SUPPLIED RECORDS:
○ ○ ○ ○ ○
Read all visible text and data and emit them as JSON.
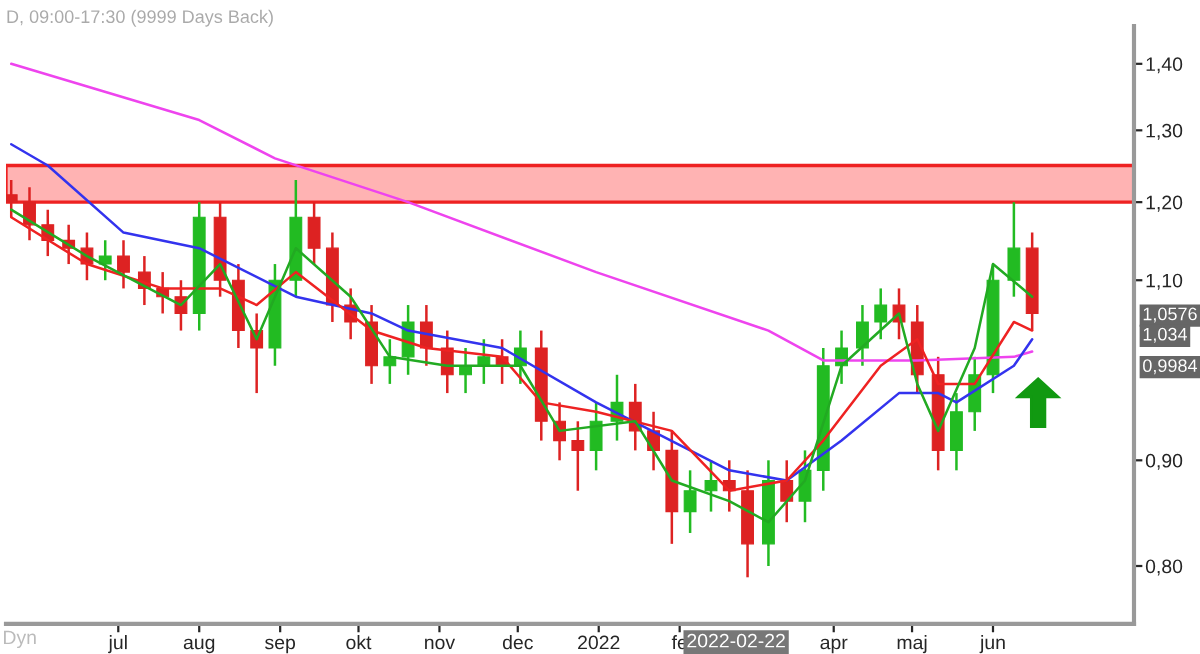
{
  "chart_data": {
    "type": "candlestick",
    "title": "D, 09:00-17:30 (9999 Days Back)",
    "x": [
      "2021-05-21",
      "2021-05-28",
      "2021-06-04",
      "2021-06-12",
      "2021-06-19",
      "2021-06-26",
      "2021-07-03",
      "2021-07-11",
      "2021-07-18",
      "2021-07-25",
      "2021-08-01",
      "2021-08-09",
      "2021-08-16",
      "2021-08-23",
      "2021-08-30",
      "2021-09-07",
      "2021-09-14",
      "2021-09-21",
      "2021-09-28",
      "2021-10-06",
      "2021-10-13",
      "2021-10-20",
      "2021-10-27",
      "2021-11-04",
      "2021-11-11",
      "2021-11-18",
      "2021-11-25",
      "2021-12-02",
      "2021-12-10",
      "2021-12-17",
      "2021-12-24",
      "2021-12-31",
      "2022-01-08",
      "2022-01-15",
      "2022-01-22",
      "2022-01-29",
      "2022-02-05",
      "2022-02-13",
      "2022-02-20",
      "2022-02-27",
      "2022-03-07",
      "2022-03-14",
      "2022-03-21",
      "2022-03-28",
      "2022-04-04",
      "2022-04-12",
      "2022-04-19",
      "2022-04-26",
      "2022-05-03",
      "2022-05-11",
      "2022-05-18",
      "2022-05-25",
      "2022-06-01",
      "2022-06-09",
      "2022-06-16"
    ],
    "ohlc": [
      [
        1.21,
        1.23,
        1.18,
        1.2
      ],
      [
        1.2,
        1.22,
        1.15,
        1.17
      ],
      [
        1.17,
        1.19,
        1.13,
        1.15
      ],
      [
        1.15,
        1.17,
        1.12,
        1.14
      ],
      [
        1.14,
        1.16,
        1.1,
        1.12
      ],
      [
        1.12,
        1.15,
        1.1,
        1.13
      ],
      [
        1.13,
        1.15,
        1.09,
        1.11
      ],
      [
        1.11,
        1.13,
        1.07,
        1.09
      ],
      [
        1.09,
        1.11,
        1.06,
        1.08
      ],
      [
        1.08,
        1.1,
        1.04,
        1.06
      ],
      [
        1.06,
        1.2,
        1.04,
        1.18
      ],
      [
        1.18,
        1.2,
        1.08,
        1.1
      ],
      [
        1.1,
        1.12,
        1.02,
        1.04
      ],
      [
        1.04,
        1.06,
        0.97,
        1.02
      ],
      [
        1.02,
        1.12,
        1.0,
        1.1
      ],
      [
        1.1,
        1.23,
        1.08,
        1.18
      ],
      [
        1.18,
        1.2,
        1.12,
        1.14
      ],
      [
        1.14,
        1.16,
        1.05,
        1.07
      ],
      [
        1.07,
        1.09,
        1.03,
        1.05
      ],
      [
        1.05,
        1.07,
        0.98,
        1.0
      ],
      [
        1.0,
        1.03,
        0.98,
        1.01
      ],
      [
        1.01,
        1.07,
        0.99,
        1.05
      ],
      [
        1.05,
        1.07,
        1.0,
        1.02
      ],
      [
        1.02,
        1.04,
        0.97,
        0.99
      ],
      [
        0.99,
        1.02,
        0.97,
        1.0
      ],
      [
        1.0,
        1.03,
        0.98,
        1.01
      ],
      [
        1.01,
        1.03,
        0.98,
        1.0
      ],
      [
        1.0,
        1.04,
        0.98,
        1.02
      ],
      [
        1.02,
        1.04,
        0.92,
        0.94
      ],
      [
        0.94,
        0.96,
        0.9,
        0.92
      ],
      [
        0.92,
        0.94,
        0.87,
        0.91
      ],
      [
        0.91,
        0.96,
        0.89,
        0.94
      ],
      [
        0.94,
        0.99,
        0.92,
        0.96
      ],
      [
        0.96,
        0.98,
        0.91,
        0.93
      ],
      [
        0.93,
        0.95,
        0.89,
        0.91
      ],
      [
        0.91,
        0.93,
        0.82,
        0.85
      ],
      [
        0.85,
        0.89,
        0.83,
        0.87
      ],
      [
        0.87,
        0.9,
        0.85,
        0.88
      ],
      [
        0.88,
        0.9,
        0.85,
        0.87
      ],
      [
        0.87,
        0.89,
        0.79,
        0.82
      ],
      [
        0.82,
        0.9,
        0.8,
        0.88
      ],
      [
        0.88,
        0.9,
        0.84,
        0.86
      ],
      [
        0.86,
        0.91,
        0.84,
        0.89
      ],
      [
        0.89,
        1.02,
        0.87,
        1.0
      ],
      [
        1.0,
        1.04,
        0.98,
        1.02
      ],
      [
        1.02,
        1.07,
        1.0,
        1.05
      ],
      [
        1.05,
        1.09,
        1.03,
        1.07
      ],
      [
        1.07,
        1.09,
        1.03,
        1.05
      ],
      [
        1.05,
        1.07,
        0.97,
        0.99
      ],
      [
        0.99,
        1.01,
        0.89,
        0.91
      ],
      [
        0.91,
        0.97,
        0.89,
        0.95
      ],
      [
        0.95,
        1.01,
        0.93,
        0.99
      ],
      [
        0.99,
        1.12,
        0.97,
        1.1
      ],
      [
        1.1,
        1.2,
        1.08,
        1.14
      ],
      [
        1.14,
        1.16,
        1.04,
        1.06
      ]
    ],
    "colors": [
      "#dd2222",
      "#dd2222",
      "#dd2222",
      "#dd2222",
      "#dd2222",
      "#22bb22",
      "#dd2222",
      "#dd2222",
      "#dd2222",
      "#dd2222",
      "#22bb22",
      "#dd2222",
      "#dd2222",
      "#dd2222",
      "#22bb22",
      "#22bb22",
      "#dd2222",
      "#dd2222",
      "#dd2222",
      "#dd2222",
      "#22bb22",
      "#22bb22",
      "#dd2222",
      "#dd2222",
      "#22bb22",
      "#22bb22",
      "#dd2222",
      "#22bb22",
      "#dd2222",
      "#dd2222",
      "#dd2222",
      "#22bb22",
      "#22bb22",
      "#dd2222",
      "#dd2222",
      "#dd2222",
      "#22bb22",
      "#22bb22",
      "#dd2222",
      "#dd2222",
      "#22bb22",
      "#dd2222",
      "#22bb22",
      "#22bb22",
      "#22bb22",
      "#22bb22",
      "#22bb22",
      "#dd2222",
      "#dd2222",
      "#dd2222",
      "#22bb22",
      "#22bb22",
      "#22bb22",
      "#22bb22",
      "#dd2222"
    ],
    "series": [
      {
        "type": "line",
        "color": "#ee44ee",
        "x": [
          "2021-05-21",
          "2021-08-01",
          "2021-08-30",
          "2021-10-20",
          "2021-12-31",
          "2022-03-07",
          "2022-03-28",
          "2022-05-03",
          "2022-06-09",
          "2022-06-16"
        ],
        "values": [
          1.4,
          1.315,
          1.26,
          1.2,
          1.11,
          1.04,
          1.006,
          1.006,
          1.01,
          1.016
        ]
      },
      {
        "type": "line",
        "color": "#3333ee",
        "x": [
          "2021-05-21",
          "2021-06-04",
          "2021-07-03",
          "2021-08-01",
          "2021-09-07",
          "2021-10-06",
          "2021-10-20",
          "2021-11-25",
          "2021-12-31",
          "2022-02-20",
          "2022-03-14",
          "2022-04-04",
          "2022-04-26",
          "2022-05-11",
          "2022-05-18",
          "2022-06-09",
          "2022-06-16"
        ],
        "values": [
          1.28,
          1.25,
          1.16,
          1.14,
          1.08,
          1.06,
          1.04,
          1.02,
          0.96,
          0.89,
          0.88,
          0.92,
          0.97,
          0.97,
          0.96,
          1.0,
          1.03
        ]
      },
      {
        "type": "line",
        "color": "#ee2222",
        "x": [
          "2021-05-21",
          "2021-06-19",
          "2021-07-18",
          "2021-08-09",
          "2021-08-23",
          "2021-09-07",
          "2021-10-06",
          "2021-10-27",
          "2021-11-25",
          "2021-12-10",
          "2021-12-31",
          "2022-01-29",
          "2022-02-20",
          "2022-03-14",
          "2022-03-28",
          "2022-04-19",
          "2022-05-03",
          "2022-05-11",
          "2022-05-25",
          "2022-06-09",
          "2022-06-16"
        ],
        "values": [
          1.18,
          1.12,
          1.09,
          1.09,
          1.07,
          1.11,
          1.04,
          1.02,
          1.01,
          0.96,
          0.95,
          0.93,
          0.87,
          0.88,
          0.92,
          1.0,
          1.03,
          0.98,
          0.98,
          1.05,
          1.04
        ]
      },
      {
        "type": "line",
        "color": "#22aa22",
        "x": [
          "2021-05-21",
          "2021-06-19",
          "2021-07-25",
          "2021-08-09",
          "2021-08-23",
          "2021-09-07",
          "2021-09-28",
          "2021-10-13",
          "2021-11-04",
          "2021-12-02",
          "2021-12-17",
          "2022-01-15",
          "2022-01-29",
          "2022-02-20",
          "2022-03-07",
          "2022-03-21",
          "2022-04-04",
          "2022-04-26",
          "2022-05-03",
          "2022-05-11",
          "2022-05-25",
          "2022-06-01",
          "2022-06-16"
        ],
        "values": [
          1.19,
          1.13,
          1.07,
          1.12,
          1.03,
          1.14,
          1.08,
          1.01,
          1.0,
          1.0,
          0.93,
          0.94,
          0.88,
          0.86,
          0.84,
          0.88,
          1.0,
          1.06,
          0.98,
          0.93,
          1.02,
          1.12,
          1.08
        ]
      }
    ],
    "bands": [
      {
        "axis": "y",
        "from": 1.2,
        "to": 1.25,
        "color": "#ffb3b3"
      }
    ],
    "log": true,
    "xlim": [
      "2021-05-19",
      "2022-07-25"
    ],
    "xticks": [
      {
        "value": "2021-07-01",
        "label": "jul"
      },
      {
        "value": "2021-08-01",
        "label": "aug"
      },
      {
        "value": "2021-09-01",
        "label": "sep"
      },
      {
        "value": "2021-10-01",
        "label": "okt"
      },
      {
        "value": "2021-11-01",
        "label": "nov"
      },
      {
        "value": "2021-12-01",
        "label": "dec"
      },
      {
        "value": "2022-01-01",
        "label": "2022"
      },
      {
        "value": "2022-02-01",
        "label": "fe"
      },
      {
        "value": "2022-04-01",
        "label": "apr"
      },
      {
        "value": "2022-05-01",
        "label": "maj"
      },
      {
        "value": "2022-06-01",
        "label": "jun"
      }
    ],
    "ylim": [
      0.75,
      1.46
    ],
    "yticks": [
      {
        "value": 0.8,
        "label": "0,80"
      },
      {
        "value": 0.9,
        "label": "0,90"
      },
      {
        "value": 1.1,
        "label": "1,10"
      },
      {
        "value": 1.2,
        "label": "1,20"
      },
      {
        "value": 1.3,
        "label": "1,30"
      },
      {
        "value": 1.4,
        "label": "1,40"
      }
    ],
    "grid": false,
    "annotations": [
      "Dyn",
      "2022-02-22",
      {
        "text": "1,0576",
        "y": 1.0576
      },
      {
        "text": "1,034",
        "y": 1.034
      },
      {
        "text": "0,9984",
        "y": 0.9984
      }
    ]
  }
}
○ ○ ○ ○ ○
WHAT TO DO: From the listing above, copy all lines holding the word "text".

TASK SOLUTION:
Read all visible text and data and emit them as JSON.
        "text": "1,0576",
        "text": "1,034",
        "text": "0,9984",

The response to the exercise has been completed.